- _REQUIRED TASK_
In the data that follows, count each line holding the string "height"; answer with the number only.

- _DATASET ENTRIES_
---+---

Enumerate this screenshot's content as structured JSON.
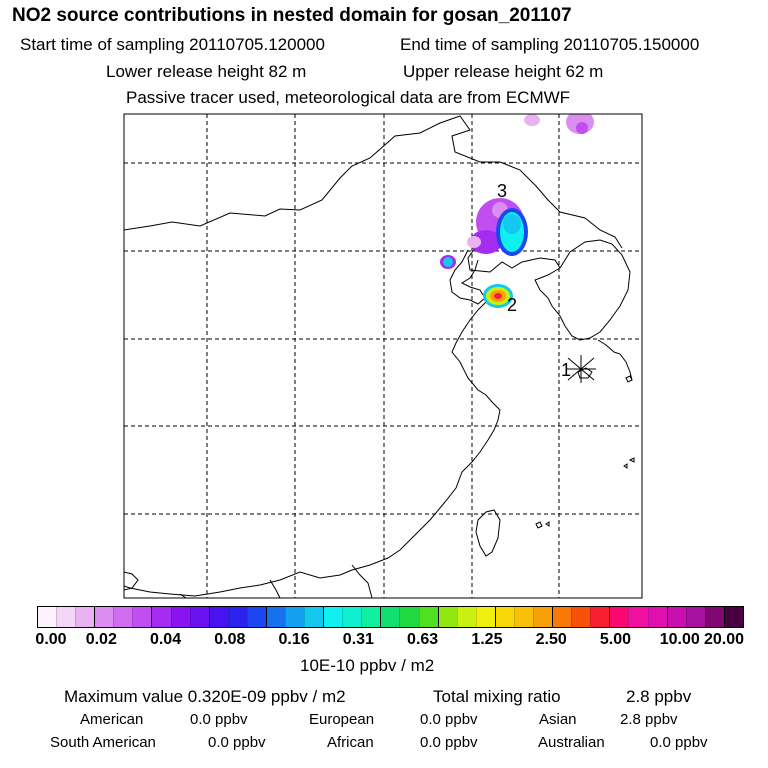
{
  "header": {
    "title": "NO2 source contributions in nested domain for gosan_201107",
    "start": "Start time of sampling 20110705.120000",
    "end": "End time of sampling 20110705.150000",
    "lower": "Lower release height   82 m",
    "upper": "Upper release height   62 m",
    "note": "Passive tracer used, meteorological data are from ECMWF"
  },
  "map": {
    "labels": [
      "1",
      "2",
      "3"
    ]
  },
  "colorbar": {
    "colors": [
      "#fdf3fd",
      "#f3d6f8",
      "#e9b3f2",
      "#dc8ef0",
      "#cf6cf0",
      "#c04ef0",
      "#a42cf0",
      "#8a14ef",
      "#6a12f0",
      "#4a12f0",
      "#2c22f0",
      "#1c46f0",
      "#1670f0",
      "#14a0f0",
      "#14c8f0",
      "#10f0f0",
      "#10f0d0",
      "#10f0a0",
      "#10e070",
      "#20d840",
      "#50e020",
      "#90e810",
      "#c8f010",
      "#f0f010",
      "#f8d808",
      "#f8c008",
      "#f8a008",
      "#f87808",
      "#f85008",
      "#f82030",
      "#f80870",
      "#f010a0",
      "#e010b0",
      "#c810b0",
      "#a810a0",
      "#800870",
      "#480040"
    ],
    "ticks": [
      "0.00",
      "0.02",
      "0.04",
      "0.08",
      "0.16",
      "0.31",
      "0.63",
      "1.25",
      "2.50",
      "5.00",
      "10.00",
      "20.00"
    ],
    "unit": "10E-10 ppbv / m2"
  },
  "stats": {
    "max_label": "Maximum value  0.320E-09 ppbv / m2",
    "total_label": "Total mixing ratio",
    "total_value": "2.8 ppbv",
    "regions": [
      {
        "name": "American",
        "value": "0.0 ppbv"
      },
      {
        "name": "European",
        "value": "0.0 ppbv"
      },
      {
        "name": "Asian",
        "value": "2.8 ppbv"
      },
      {
        "name": "South American",
        "value": "0.0 ppbv"
      },
      {
        "name": "African",
        "value": "0.0 ppbv"
      },
      {
        "name": "Australian",
        "value": "0.0 ppbv"
      }
    ]
  }
}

---+---

- _SOLUTION_
2